Data lines:
──────────
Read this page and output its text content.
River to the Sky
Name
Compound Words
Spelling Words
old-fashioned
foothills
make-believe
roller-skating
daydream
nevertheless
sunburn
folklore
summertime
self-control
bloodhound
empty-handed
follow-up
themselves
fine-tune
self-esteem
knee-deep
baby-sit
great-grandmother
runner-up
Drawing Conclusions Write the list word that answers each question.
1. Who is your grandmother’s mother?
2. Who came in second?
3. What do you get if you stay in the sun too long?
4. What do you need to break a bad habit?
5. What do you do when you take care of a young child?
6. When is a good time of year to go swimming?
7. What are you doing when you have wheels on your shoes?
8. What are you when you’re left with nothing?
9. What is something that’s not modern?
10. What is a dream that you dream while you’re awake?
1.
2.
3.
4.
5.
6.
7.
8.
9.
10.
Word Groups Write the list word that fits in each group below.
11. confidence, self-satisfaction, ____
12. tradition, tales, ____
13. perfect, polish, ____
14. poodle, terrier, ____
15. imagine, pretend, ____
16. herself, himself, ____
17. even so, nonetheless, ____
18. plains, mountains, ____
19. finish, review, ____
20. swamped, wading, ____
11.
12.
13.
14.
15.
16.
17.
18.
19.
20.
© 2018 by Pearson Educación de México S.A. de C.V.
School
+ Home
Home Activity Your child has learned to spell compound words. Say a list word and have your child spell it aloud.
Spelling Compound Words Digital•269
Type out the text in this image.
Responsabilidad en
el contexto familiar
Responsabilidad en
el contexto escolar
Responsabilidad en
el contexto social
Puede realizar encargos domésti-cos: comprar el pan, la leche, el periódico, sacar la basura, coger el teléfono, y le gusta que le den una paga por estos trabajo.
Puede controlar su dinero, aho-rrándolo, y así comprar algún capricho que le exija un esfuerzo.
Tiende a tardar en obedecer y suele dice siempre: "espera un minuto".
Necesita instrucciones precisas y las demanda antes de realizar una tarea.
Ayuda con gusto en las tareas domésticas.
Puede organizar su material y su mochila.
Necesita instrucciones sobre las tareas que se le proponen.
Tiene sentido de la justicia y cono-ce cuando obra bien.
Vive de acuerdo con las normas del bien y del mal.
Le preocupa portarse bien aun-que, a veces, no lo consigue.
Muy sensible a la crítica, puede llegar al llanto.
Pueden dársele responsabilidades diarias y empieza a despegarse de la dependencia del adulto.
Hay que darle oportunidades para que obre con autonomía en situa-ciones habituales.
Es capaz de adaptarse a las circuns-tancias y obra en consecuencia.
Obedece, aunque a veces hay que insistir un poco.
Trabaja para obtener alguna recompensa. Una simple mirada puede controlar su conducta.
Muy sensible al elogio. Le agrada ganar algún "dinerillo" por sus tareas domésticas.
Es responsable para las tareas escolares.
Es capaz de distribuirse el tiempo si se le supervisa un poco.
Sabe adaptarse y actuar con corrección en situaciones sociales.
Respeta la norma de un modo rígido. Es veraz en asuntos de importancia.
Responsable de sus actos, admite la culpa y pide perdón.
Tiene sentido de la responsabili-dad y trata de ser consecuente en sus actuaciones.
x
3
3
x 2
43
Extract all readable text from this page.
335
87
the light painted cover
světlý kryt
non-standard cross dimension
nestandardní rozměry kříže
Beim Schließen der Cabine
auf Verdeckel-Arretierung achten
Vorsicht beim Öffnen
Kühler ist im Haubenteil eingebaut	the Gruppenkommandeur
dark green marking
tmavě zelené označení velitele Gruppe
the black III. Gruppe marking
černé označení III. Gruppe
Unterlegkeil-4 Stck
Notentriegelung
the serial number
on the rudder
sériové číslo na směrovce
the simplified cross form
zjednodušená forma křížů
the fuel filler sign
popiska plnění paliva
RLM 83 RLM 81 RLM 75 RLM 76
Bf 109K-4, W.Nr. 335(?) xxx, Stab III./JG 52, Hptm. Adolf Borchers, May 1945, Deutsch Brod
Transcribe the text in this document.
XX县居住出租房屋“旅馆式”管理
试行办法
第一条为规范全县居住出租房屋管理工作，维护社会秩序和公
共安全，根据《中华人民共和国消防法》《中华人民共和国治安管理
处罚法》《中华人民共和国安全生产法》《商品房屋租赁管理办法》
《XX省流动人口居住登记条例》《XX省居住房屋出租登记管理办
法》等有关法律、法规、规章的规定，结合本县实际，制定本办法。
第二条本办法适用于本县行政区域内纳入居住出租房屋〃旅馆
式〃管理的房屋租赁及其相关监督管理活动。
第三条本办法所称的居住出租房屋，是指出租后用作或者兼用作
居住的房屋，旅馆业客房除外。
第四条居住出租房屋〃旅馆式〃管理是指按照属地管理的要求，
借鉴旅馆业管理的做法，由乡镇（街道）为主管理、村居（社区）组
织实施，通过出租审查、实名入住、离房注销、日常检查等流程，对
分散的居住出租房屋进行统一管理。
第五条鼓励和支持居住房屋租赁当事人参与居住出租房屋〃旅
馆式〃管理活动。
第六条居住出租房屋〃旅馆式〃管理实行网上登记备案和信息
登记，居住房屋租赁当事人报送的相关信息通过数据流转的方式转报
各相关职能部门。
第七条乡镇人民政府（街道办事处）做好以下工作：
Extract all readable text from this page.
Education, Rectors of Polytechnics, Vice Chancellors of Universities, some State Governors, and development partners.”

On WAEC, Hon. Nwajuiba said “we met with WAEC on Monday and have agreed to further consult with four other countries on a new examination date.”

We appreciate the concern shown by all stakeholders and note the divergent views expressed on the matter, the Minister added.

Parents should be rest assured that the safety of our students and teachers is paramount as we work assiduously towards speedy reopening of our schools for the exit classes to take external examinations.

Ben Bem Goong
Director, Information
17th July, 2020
──────────
Exercise goal: Your task is to output all of the data above word for word.

Solution to this problem:
Read this page and output its text content.
River to the Sky
Name
Compound Words
Spelling Words
old-fashioned
foothills
make-believe
roller-skating
daydream
nevertheless
sunburn
folklore
summertime
self-control
bloodhound
empty-handed
follow-up
themselves
fine-tune
self-esteem
knee-deep
baby-sit
great-grandmother
runner-up
Drawing Conclusions Write the list word that answers each question.
1. Who is your grandmother’s mother?
2. Who came in second?
3. What do you get if you stay in the sun too long?
4. What do you need to break a bad habit?
5. What do you do when you take care of a young child?
6. When is a good time of year to go swimming?
7. What are you doing when you have wheels on your shoes?
8. What are you when you’re left with nothing?
9. What is something that’s not modern?
10. What is a dream that you dream while you’re awake?
1.
2.
3.
4.
5.
6.
7.
8.
9.
10.
Word Groups Write the list word that fits in each group below.
11. confidence, self-satisfaction, ____
12. tradition, tales, ____
13. perfect, polish, ____
14. poodle, terrier, ____
15. imagine, pretend, ____
16. herself, himself, ____
17. even so, nonetheless, ____
18. plains, mountains, ____
19. finish, review, ____
20. swamped, wading, ____
11.
12.
13.
14.
15.
16.
17.
18.
19.
20.
© 2018 by Pearson Educación de México S.A. de C.V.
School
+ Home
Home Activity Your child has learned to spell compound words. Say a list word and have your child spell it aloud.
Spelling Compound Words Digital•269
Type out the text in this image.
Responsabilidad en
el contexto familiar
Responsabilidad en
el contexto escolar
Responsabilidad en
el contexto social
Puede realizar encargos domésti-cos: comprar el pan, la leche, el periódico, sacar la basura, coger el teléfono, y le gusta que le den una paga por estos trabajo.
Puede controlar su dinero, aho-rrándolo, y así comprar algún capricho que le exija un esfuerzo.
Tiende a tardar en obedecer y suele dice siempre: "espera un minuto".
Necesita instrucciones precisas y las demanda antes de realizar una tarea.
Ayuda con gusto en las tareas domésticas.
Puede organizar su material y su mochila.
Necesita instrucciones sobre las tareas que se le proponen.
Tiene sentido de la justicia y cono-ce cuando obra bien.
Vive de acuerdo con las normas del bien y del mal.
Le preocupa portarse bien aun-que, a veces, no lo consigue.
Muy sensible a la crítica, puede llegar al llanto.
Pueden dársele responsabilidades diarias y empieza a despegarse de la dependencia del adulto.
Hay que darle oportunidades para que obre con autonomía en situa-ciones habituales.
Es capaz de adaptarse a las circuns-tancias y obra en consecuencia.
Obedece, aunque a veces hay que insistir un poco.
Trabaja para obtener alguna recompensa. Una simple mirada puede controlar su conducta.
Muy sensible al elogio. Le agrada ganar algún "dinerillo" por sus tareas domésticas.
Es responsable para las tareas escolares.
Es capaz de distribuirse el tiempo si se le supervisa un poco.
Sabe adaptarse y actuar con corrección en situaciones sociales.
Respeta la norma de un modo rígido. Es veraz en asuntos de importancia.
Responsable de sus actos, admite la culpa y pide perdón.
Tiene sentido de la responsabili-dad y trata de ser consecuente en sus actuaciones.
x
3
3
x 2
43
Extract all readable text from this page.
335
87
the light painted cover
světlý kryt
non-standard cross dimension
nestandardní rozměry kříže
Beim Schließen der Cabine
auf Verdeckel-Arretierung achten
Vorsicht beim Öffnen
Kühler ist im Haubenteil eingebaut	the Gruppenkommandeur
dark green marking
tmavě zelené označení velitele Gruppe
the black III. Gruppe marking
černé označení III. Gruppe
Unterlegkeil-4 Stck
Notentriegelung
the serial number
on the rudder
sériové číslo na směrovce
the simplified cross form
zjednodušená forma křížů
the fuel filler sign
popiska plnění paliva
RLM 83 RLM 81 RLM 75 RLM 76
Bf 109K-4, W.Nr. 335(?) xxx, Stab III./JG 52, Hptm. Adolf Borchers, May 1945, Deutsch Brod
Transcribe the text in this document.
XX县居住出租房屋“旅馆式”管理
试行办法
第一条为规范全县居住出租房屋管理工作，维护社会秩序和公
共安全，根据《中华人民共和国消防法》《中华人民共和国治安管理
处罚法》《中华人民共和国安全生产法》《商品房屋租赁管理办法》
《XX省流动人口居住登记条例》《XX省居住房屋出租登记管理办
法》等有关法律、法规、规章的规定，结合本县实际，制定本办法。
第二条本办法适用于本县行政区域内纳入居住出租房屋〃旅馆
式〃管理的房屋租赁及其相关监督管理活动。
第三条本办法所称的居住出租房屋，是指出租后用作或者兼用作
居住的房屋，旅馆业客房除外。
第四条居住出租房屋〃旅馆式〃管理是指按照属地管理的要求，
借鉴旅馆业管理的做法，由乡镇（街道）为主管理、村居（社区）组
织实施，通过出租审查、实名入住、离房注销、日常检查等流程，对
分散的居住出租房屋进行统一管理。
第五条鼓励和支持居住房屋租赁当事人参与居住出租房屋〃旅
馆式〃管理活动。
第六条居住出租房屋〃旅馆式〃管理实行网上登记备案和信息
登记，居住房屋租赁当事人报送的相关信息通过数据流转的方式转报
各相关职能部门。
第七条乡镇人民政府（街道办事处）做好以下工作：
Extract all readable text from this page.
Education, Rectors of Polytechnics, Vice Chancellors of Universities, some State Governors, and development partners.”

On WAEC, Hon. Nwajuiba said “we met with WAEC on Monday and have agreed to further consult with four other countries on a new examination date.”

We appreciate the concern shown by all stakeholders and note the divergent views expressed on the matter, the Minister added.

Parents should be rest assured that the safety of our students and teachers is paramount as we work assiduously towards speedy reopening of our schools for the exit classes to take external examinations.

Ben Bem Goong
Director, Information
17th July, 2020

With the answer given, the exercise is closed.